Return all lines with the word "Gene" in them.

▶ **EXERCISE MATERIALS**:
## BEGIN
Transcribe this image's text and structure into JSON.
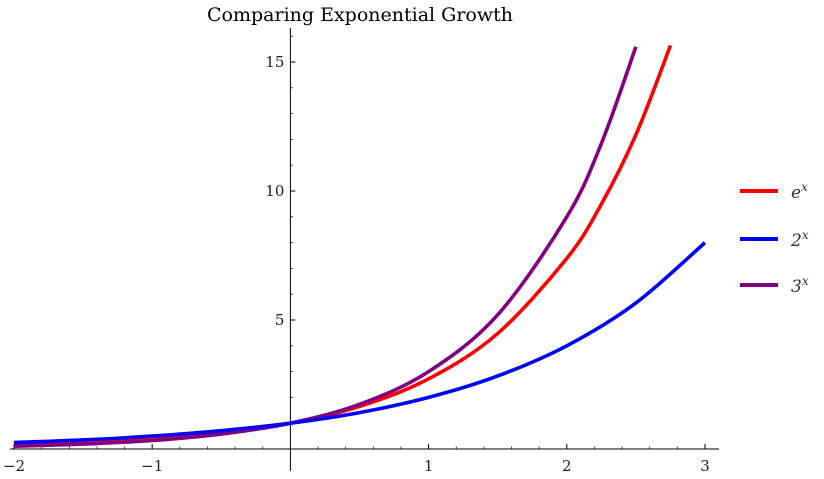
{
  "chart_data": {
    "type": "line",
    "title": "Comparing Exponential Growth",
    "xlabel": "",
    "ylabel": "",
    "xlim": [
      -2,
      3
    ],
    "ylim": [
      0,
      16
    ],
    "x_ticks": [
      {
        "value": -2,
        "label": "−2"
      },
      {
        "value": -1,
        "label": "−1"
      },
      {
        "value": 1,
        "label": "1"
      },
      {
        "value": 2,
        "label": "2"
      },
      {
        "value": 3,
        "label": "3"
      }
    ],
    "y_ticks": [
      {
        "value": 5,
        "label": "5"
      },
      {
        "value": 10,
        "label": "10"
      },
      {
        "value": 15,
        "label": "15"
      }
    ],
    "grid": false,
    "legend_position": "right",
    "series": [
      {
        "name": "e",
        "exponent_label": "x",
        "color": "#ff0000",
        "x": [
          -2,
          -1.5,
          -1,
          -0.5,
          0,
          0.5,
          1,
          1.5,
          2,
          2.25,
          2.5,
          2.75
        ],
        "values": [
          0.14,
          0.22,
          0.37,
          0.61,
          1,
          1.65,
          2.72,
          4.48,
          7.39,
          9.49,
          12.18,
          15.64
        ]
      },
      {
        "name": "2",
        "exponent_label": "x",
        "color": "#0000ff",
        "x": [
          -2,
          -1.5,
          -1,
          -0.5,
          0,
          0.5,
          1,
          1.5,
          2,
          2.5,
          3
        ],
        "values": [
          0.25,
          0.35,
          0.5,
          0.71,
          1,
          1.41,
          2,
          2.83,
          4,
          5.66,
          8
        ]
      },
      {
        "name": "3",
        "exponent_label": "x",
        "color": "#800080",
        "x": [
          -2,
          -1.5,
          -1,
          -0.5,
          0,
          0.5,
          1,
          1.5,
          2,
          2.25,
          2.5
        ],
        "values": [
          0.11,
          0.19,
          0.33,
          0.58,
          1,
          1.73,
          3,
          5.2,
          9,
          11.84,
          15.59
        ]
      }
    ]
  }
}
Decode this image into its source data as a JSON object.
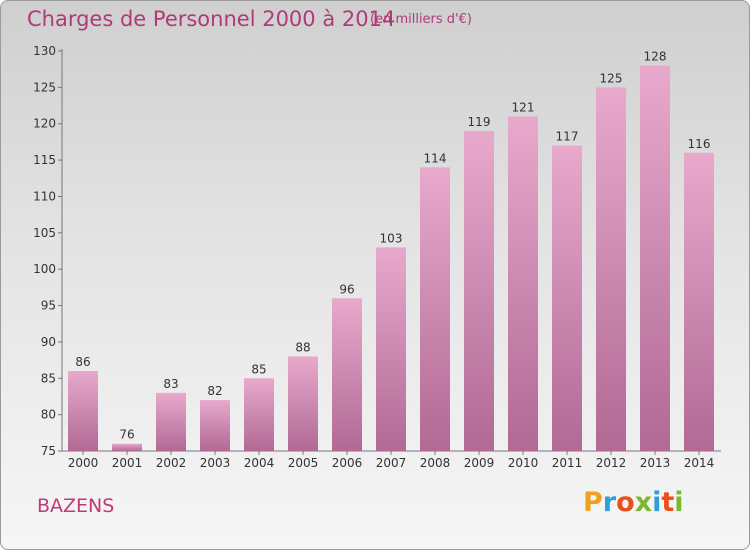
{
  "title": "Charges de Personnel 2000 à 2014",
  "subtitle": "(en milliers d'€)",
  "commune": "BAZENS",
  "logo": [
    "P",
    "r",
    "o",
    "x",
    "i",
    "t",
    "i"
  ],
  "logo_colors": [
    "#f0a020",
    "#2e9fd8",
    "#e94e1b",
    "#7cb82f",
    "#2e9fd8",
    "#e94e1b",
    "#7cb82f"
  ],
  "colors": {
    "bar": "#d989b5",
    "text": "#b03a78"
  },
  "chart_data": {
    "type": "bar",
    "categories": [
      "2000",
      "2001",
      "2002",
      "2003",
      "2004",
      "2005",
      "2006",
      "2007",
      "2008",
      "2009",
      "2010",
      "2011",
      "2012",
      "2013",
      "2014"
    ],
    "values": [
      86,
      76,
      83,
      82,
      85,
      88,
      96,
      103,
      114,
      119,
      121,
      117,
      125,
      128,
      116
    ],
    "ylim": [
      75,
      130
    ],
    "yticks": [
      75,
      80,
      85,
      90,
      95,
      100,
      105,
      110,
      115,
      120,
      125,
      130
    ],
    "grid": false
  }
}
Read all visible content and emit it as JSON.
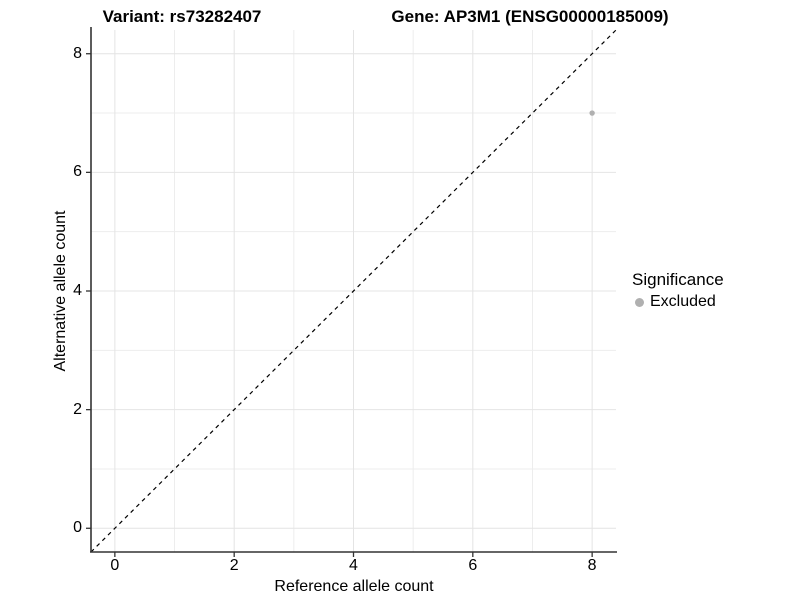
{
  "header": {
    "variant_title": "Variant: rs73282407",
    "gene_title": "Gene: AP3M1 (ENSG00000185009)"
  },
  "legend": {
    "title": "Significance",
    "items": [
      {
        "label": "Excluded",
        "color": "#b0b0b0",
        "marker": "circle"
      }
    ]
  },
  "chart_data": {
    "type": "scatter",
    "title": "Variant: rs73282407 | Gene: AP3M1 (ENSG00000185009)",
    "xlabel": "Reference allele count",
    "ylabel": "Alternative allele count",
    "xlim": [
      -0.4,
      8.4
    ],
    "ylim": [
      -0.4,
      8.4
    ],
    "x_ticks": [
      0,
      2,
      4,
      6,
      8
    ],
    "y_ticks": [
      0,
      2,
      4,
      6,
      8
    ],
    "x_minor_ticks": [
      1,
      3,
      5,
      7
    ],
    "y_minor_ticks": [
      1,
      3,
      5,
      7
    ],
    "grid": true,
    "legend_position": "right",
    "series": [
      {
        "name": "Excluded",
        "color": "#b0b0b0",
        "points": [
          {
            "x": 8,
            "y": 7
          }
        ]
      }
    ],
    "reference_line": {
      "style": "dashed",
      "color": "#000000",
      "slope": 1,
      "intercept": 0,
      "from": {
        "x": -0.4,
        "y": -0.4
      },
      "to": {
        "x": 8.4,
        "y": 8.4
      }
    }
  },
  "colors": {
    "background": "#ffffff",
    "grid_major": "#e4e4e4",
    "grid_minor": "#ededed",
    "axis_line": "#333333",
    "tick_mark": "#333333",
    "text": "#000000",
    "point": "#b0b0b0"
  }
}
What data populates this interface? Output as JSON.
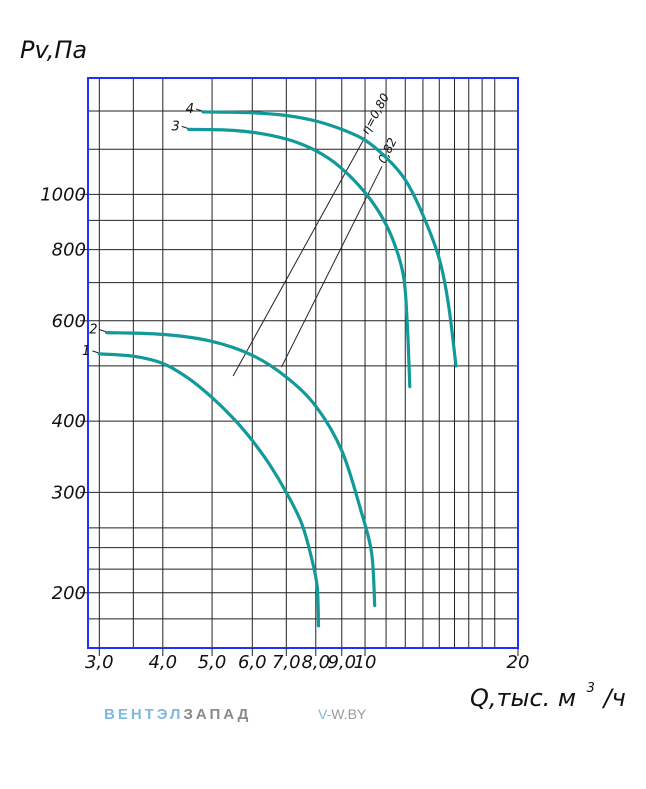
{
  "chart_data": {
    "type": "line",
    "ylabel": "Pv,Па",
    "xlabel_main": "Q,тыс. м",
    "xlabel_sup": "3",
    "xlabel_tail": "/ч",
    "x_scale": "log",
    "y_scale": "log",
    "xlim": [
      2.85,
      20
    ],
    "ylim": [
      160,
      1600
    ],
    "grid": true,
    "x_ticks": [
      {
        "v": 3.0,
        "label": "3,0"
      },
      {
        "v": 4.0,
        "label": "4,0"
      },
      {
        "v": 5.0,
        "label": "5,0"
      },
      {
        "v": 6.0,
        "label": "6,0"
      },
      {
        "v": 7.0,
        "label": "7,0"
      },
      {
        "v": 8.0,
        "label": "8,0"
      },
      {
        "v": 9.0,
        "label": "9,0"
      },
      {
        "v": 10.0,
        "label": "10"
      },
      {
        "v": 20.0,
        "label": "20"
      }
    ],
    "x_minor": [
      3.5,
      11.0,
      12.0,
      13.0,
      14.0,
      15.0,
      16.0,
      17.0,
      18.0
    ],
    "y_ticks": [
      {
        "v": 200,
        "label": "200"
      },
      {
        "v": 300,
        "label": "300"
      },
      {
        "v": 400,
        "label": "400"
      },
      {
        "v": 600,
        "label": "600"
      },
      {
        "v": 800,
        "label": "800"
      },
      {
        "v": 1000,
        "label": "1000"
      }
    ],
    "y_minor": [
      180,
      220,
      240,
      260,
      500,
      700,
      900,
      1200,
      1400
    ],
    "curve_color": "#12999a",
    "frame_color": "#1c33ff",
    "series": [
      {
        "name": "1",
        "points": [
          [
            3.0,
            525
          ],
          [
            3.5,
            520
          ],
          [
            4.0,
            505
          ],
          [
            4.5,
            475
          ],
          [
            5.0,
            440
          ],
          [
            5.5,
            405
          ],
          [
            6.0,
            370
          ],
          [
            6.5,
            335
          ],
          [
            7.0,
            300
          ],
          [
            7.5,
            265
          ],
          [
            7.85,
            230
          ],
          [
            8.05,
            205
          ],
          [
            8.1,
            175
          ]
        ]
      },
      {
        "name": "2",
        "points": [
          [
            3.1,
            572
          ],
          [
            4.0,
            568
          ],
          [
            5.0,
            552
          ],
          [
            6.0,
            522
          ],
          [
            7.0,
            478
          ],
          [
            8.0,
            425
          ],
          [
            9.0,
            355
          ],
          [
            9.8,
            280
          ],
          [
            10.3,
            235
          ],
          [
            10.45,
            190
          ]
        ]
      },
      {
        "name": "3",
        "points": [
          [
            4.5,
            1300
          ],
          [
            5.5,
            1295
          ],
          [
            6.5,
            1270
          ],
          [
            7.5,
            1225
          ],
          [
            8.5,
            1155
          ],
          [
            9.5,
            1060
          ],
          [
            10.5,
            950
          ],
          [
            11.3,
            840
          ],
          [
            11.9,
            720
          ],
          [
            12.1,
            600
          ],
          [
            12.25,
            460
          ]
        ]
      },
      {
        "name": "4",
        "points": [
          [
            4.8,
            1395
          ],
          [
            6.0,
            1390
          ],
          [
            7.0,
            1375
          ],
          [
            8.0,
            1345
          ],
          [
            9.0,
            1300
          ],
          [
            10.0,
            1245
          ],
          [
            11.0,
            1160
          ],
          [
            12.0,
            1060
          ],
          [
            13.0,
            920
          ],
          [
            14.0,
            770
          ],
          [
            14.6,
            640
          ],
          [
            15.1,
            500
          ]
        ]
      }
    ],
    "efficiency_lines": [
      {
        "label": "η=0,80",
        "points": [
          [
            5.5,
            480
          ],
          [
            10.0,
            1260
          ]
        ]
      },
      {
        "label": "0,82",
        "points": [
          [
            6.85,
            498
          ],
          [
            10.8,
            1120
          ]
        ]
      }
    ]
  },
  "watermark": {
    "brand_a": "ВЕНТЭЛ",
    "brand_b": "ЗАПАД",
    "site_a": "V-",
    "site_b": "W.BY"
  }
}
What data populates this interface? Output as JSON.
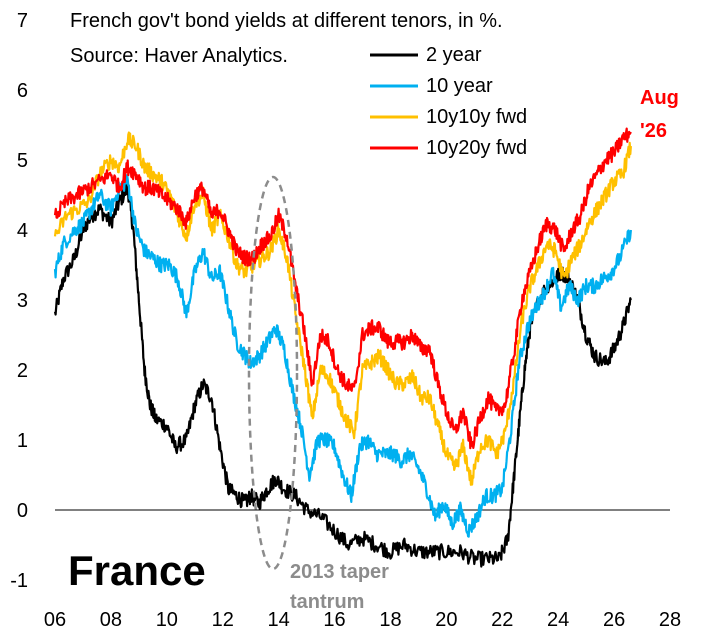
{
  "chart_data": {
    "type": "line",
    "title": "French gov't bond yields at different tenors, in %.",
    "subtitle": "Source: Haver Analytics.",
    "country_label": "France",
    "xlabel": "",
    "ylabel": "",
    "xlim": [
      2006,
      2028
    ],
    "ylim": [
      -1,
      7
    ],
    "x_ticks": [
      2006,
      2008,
      2010,
      2012,
      2014,
      2016,
      2018,
      2020,
      2022,
      2024,
      2026,
      2028
    ],
    "x_tick_labels": [
      "06",
      "08",
      "10",
      "12",
      "14",
      "16",
      "18",
      "20",
      "22",
      "24",
      "26",
      "28"
    ],
    "y_ticks": [
      -1,
      0,
      1,
      2,
      3,
      4,
      5,
      6,
      7
    ],
    "y_tick_labels": [
      "-1",
      "0",
      "1",
      "2",
      "3",
      "4",
      "5",
      "6",
      "7"
    ],
    "grid": false,
    "legend_position": "top-right",
    "series": [
      {
        "name": "2 year",
        "color": "#000000",
        "x": [
          2006.0,
          2006.3,
          2006.7,
          2007.0,
          2007.3,
          2007.6,
          2008.0,
          2008.3,
          2008.6,
          2008.8,
          2009.0,
          2009.2,
          2009.4,
          2009.6,
          2010.0,
          2010.3,
          2010.7,
          2011.0,
          2011.3,
          2011.6,
          2011.9,
          2012.2,
          2012.5,
          2012.8,
          2013.0,
          2013.3,
          2013.6,
          2013.9,
          2014.2,
          2014.6,
          2015.0,
          2015.5,
          2016.0,
          2016.5,
          2017.0,
          2017.5,
          2018.0,
          2018.5,
          2019.0,
          2019.5,
          2020.0,
          2020.5,
          2021.0,
          2021.5,
          2021.9,
          2022.2,
          2022.4,
          2022.6,
          2022.8,
          2023.0,
          2023.3,
          2023.6,
          2023.9,
          2024.1,
          2024.4,
          2024.7,
          2025.0,
          2025.3,
          2025.7,
          2026.0,
          2026.3,
          2026.6
        ],
        "values": [
          2.8,
          3.3,
          3.6,
          4.0,
          4.2,
          4.3,
          4.1,
          4.4,
          4.6,
          4.0,
          3.0,
          2.0,
          1.5,
          1.3,
          1.2,
          0.9,
          1.0,
          1.5,
          1.8,
          1.6,
          0.9,
          0.3,
          0.2,
          0.1,
          0.2,
          0.1,
          0.3,
          0.45,
          0.3,
          0.2,
          0.0,
          -0.1,
          -0.3,
          -0.5,
          -0.4,
          -0.5,
          -0.6,
          -0.5,
          -0.6,
          -0.6,
          -0.6,
          -0.6,
          -0.7,
          -0.7,
          -0.7,
          -0.4,
          0.4,
          1.2,
          2.0,
          2.6,
          3.0,
          3.2,
          3.3,
          3.4,
          3.3,
          3.0,
          2.5,
          2.2,
          2.1,
          2.3,
          2.6,
          3.0
        ]
      },
      {
        "name": "10 year",
        "color": "#00b0f0",
        "x": [
          2006.0,
          2006.3,
          2006.7,
          2007.0,
          2007.3,
          2007.6,
          2008.0,
          2008.3,
          2008.6,
          2008.9,
          2009.2,
          2009.5,
          2009.8,
          2010.1,
          2010.4,
          2010.7,
          2011.0,
          2011.3,
          2011.6,
          2011.9,
          2012.2,
          2012.5,
          2012.8,
          2013.0,
          2013.3,
          2013.6,
          2013.9,
          2014.2,
          2014.5,
          2014.8,
          2015.1,
          2015.4,
          2015.7,
          2016.0,
          2016.3,
          2016.6,
          2016.9,
          2017.2,
          2017.5,
          2017.8,
          2018.1,
          2018.4,
          2018.7,
          2019.0,
          2019.3,
          2019.6,
          2019.9,
          2020.2,
          2020.5,
          2020.8,
          2021.1,
          2021.4,
          2021.7,
          2022.0,
          2022.3,
          2022.6,
          2022.9,
          2023.2,
          2023.5,
          2023.8,
          2024.1,
          2024.4,
          2024.7,
          2025.0,
          2025.3,
          2025.6,
          2025.9,
          2026.2,
          2026.6
        ],
        "values": [
          3.4,
          3.8,
          4.0,
          4.1,
          4.3,
          4.5,
          4.3,
          4.6,
          4.7,
          4.0,
          3.7,
          3.6,
          3.5,
          3.5,
          3.3,
          2.8,
          3.4,
          3.7,
          3.3,
          3.4,
          2.9,
          2.4,
          2.2,
          2.1,
          2.2,
          2.4,
          2.6,
          2.3,
          1.7,
          1.2,
          0.5,
          1.0,
          1.0,
          0.9,
          0.5,
          0.2,
          0.9,
          1.0,
          0.8,
          0.8,
          0.8,
          0.7,
          0.8,
          0.6,
          0.3,
          -0.1,
          0.1,
          -0.2,
          0.0,
          -0.3,
          -0.1,
          0.2,
          0.2,
          0.3,
          1.1,
          2.1,
          2.6,
          2.9,
          3.1,
          3.4,
          2.9,
          3.2,
          3.0,
          3.2,
          3.2,
          3.3,
          3.4,
          3.6,
          4.0
        ]
      },
      {
        "name": "10y10y fwd",
        "color": "#ffc000",
        "x": [
          2006.0,
          2006.4,
          2006.8,
          2007.2,
          2007.6,
          2008.0,
          2008.3,
          2008.6,
          2008.9,
          2009.2,
          2009.5,
          2009.8,
          2010.1,
          2010.4,
          2010.7,
          2011.0,
          2011.3,
          2011.6,
          2011.9,
          2012.2,
          2012.5,
          2012.8,
          2013.1,
          2013.4,
          2013.7,
          2014.0,
          2014.3,
          2014.6,
          2014.9,
          2015.2,
          2015.5,
          2015.8,
          2016.1,
          2016.4,
          2016.7,
          2017.0,
          2017.3,
          2017.6,
          2017.9,
          2018.2,
          2018.5,
          2018.8,
          2019.1,
          2019.4,
          2019.7,
          2020.0,
          2020.3,
          2020.6,
          2020.9,
          2021.2,
          2021.5,
          2021.8,
          2022.1,
          2022.4,
          2022.7,
          2023.0,
          2023.3,
          2023.6,
          2023.9,
          2024.2,
          2024.5,
          2024.8,
          2025.1,
          2025.4,
          2025.7,
          2026.0,
          2026.3,
          2026.6
        ],
        "values": [
          3.9,
          4.2,
          4.3,
          4.4,
          4.8,
          5.0,
          4.9,
          5.3,
          5.2,
          4.9,
          4.8,
          4.7,
          4.5,
          4.2,
          3.9,
          4.4,
          4.5,
          4.0,
          4.2,
          3.9,
          3.5,
          3.4,
          3.5,
          3.6,
          3.7,
          4.0,
          3.6,
          2.8,
          2.1,
          1.3,
          2.0,
          1.9,
          1.6,
          1.3,
          1.1,
          2.0,
          2.1,
          2.2,
          2.0,
          1.8,
          1.8,
          1.9,
          1.6,
          1.6,
          1.2,
          0.8,
          0.6,
          0.9,
          0.4,
          0.9,
          1.0,
          0.8,
          1.1,
          1.8,
          2.7,
          3.2,
          3.5,
          3.8,
          3.7,
          3.3,
          3.6,
          3.8,
          4.1,
          4.3,
          4.5,
          4.7,
          4.8,
          5.2
        ]
      },
      {
        "name": "10y20y fwd",
        "color": "#ff0000",
        "x": [
          2006.0,
          2006.4,
          2006.8,
          2007.2,
          2007.6,
          2008.0,
          2008.3,
          2008.6,
          2008.9,
          2009.2,
          2009.5,
          2009.8,
          2010.1,
          2010.4,
          2010.7,
          2011.0,
          2011.3,
          2011.6,
          2011.9,
          2012.2,
          2012.5,
          2012.8,
          2013.1,
          2013.4,
          2013.7,
          2014.0,
          2014.3,
          2014.6,
          2014.9,
          2015.2,
          2015.5,
          2015.8,
          2016.1,
          2016.4,
          2016.7,
          2017.0,
          2017.3,
          2017.6,
          2017.9,
          2018.2,
          2018.5,
          2018.8,
          2019.1,
          2019.4,
          2019.7,
          2020.0,
          2020.3,
          2020.6,
          2020.9,
          2021.2,
          2021.5,
          2021.8,
          2022.1,
          2022.4,
          2022.7,
          2023.0,
          2023.3,
          2023.6,
          2023.9,
          2024.2,
          2024.5,
          2024.8,
          2025.1,
          2025.4,
          2025.7,
          2026.0,
          2026.3,
          2026.6
        ],
        "values": [
          4.2,
          4.4,
          4.5,
          4.6,
          4.7,
          4.8,
          4.6,
          4.9,
          4.8,
          4.6,
          4.6,
          4.5,
          4.4,
          4.3,
          4.1,
          4.5,
          4.6,
          4.2,
          4.3,
          4.0,
          3.7,
          3.6,
          3.6,
          3.8,
          3.9,
          4.2,
          3.9,
          3.2,
          2.6,
          1.8,
          2.5,
          2.4,
          2.0,
          1.8,
          1.7,
          2.5,
          2.6,
          2.6,
          2.4,
          2.4,
          2.4,
          2.5,
          2.3,
          2.3,
          1.8,
          1.4,
          1.1,
          1.4,
          0.9,
          1.3,
          1.6,
          1.4,
          1.5,
          2.2,
          3.0,
          3.4,
          3.8,
          4.1,
          4.0,
          3.7,
          4.0,
          4.2,
          4.6,
          4.8,
          5.0,
          5.1,
          5.3,
          5.4
        ]
      }
    ],
    "annotations": [
      {
        "label": "Aug '26",
        "color": "#ff0000"
      },
      {
        "label": "2013 taper tantrum",
        "color": "#7f7f7f",
        "shape": "dashed-ellipse"
      }
    ]
  }
}
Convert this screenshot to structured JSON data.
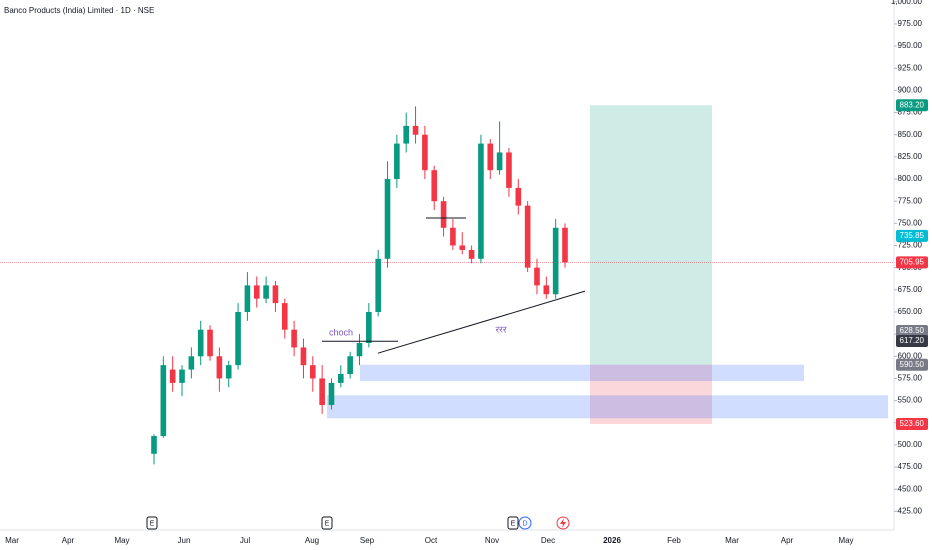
## END
▶ **EXPECTED ANSWER**:
    "gene_title": "Gene: AP3M1 (ENSG00000185009)"
    "title": "Variant: rs73282407 | Gene: AP3M1 (ENSG00000185009)",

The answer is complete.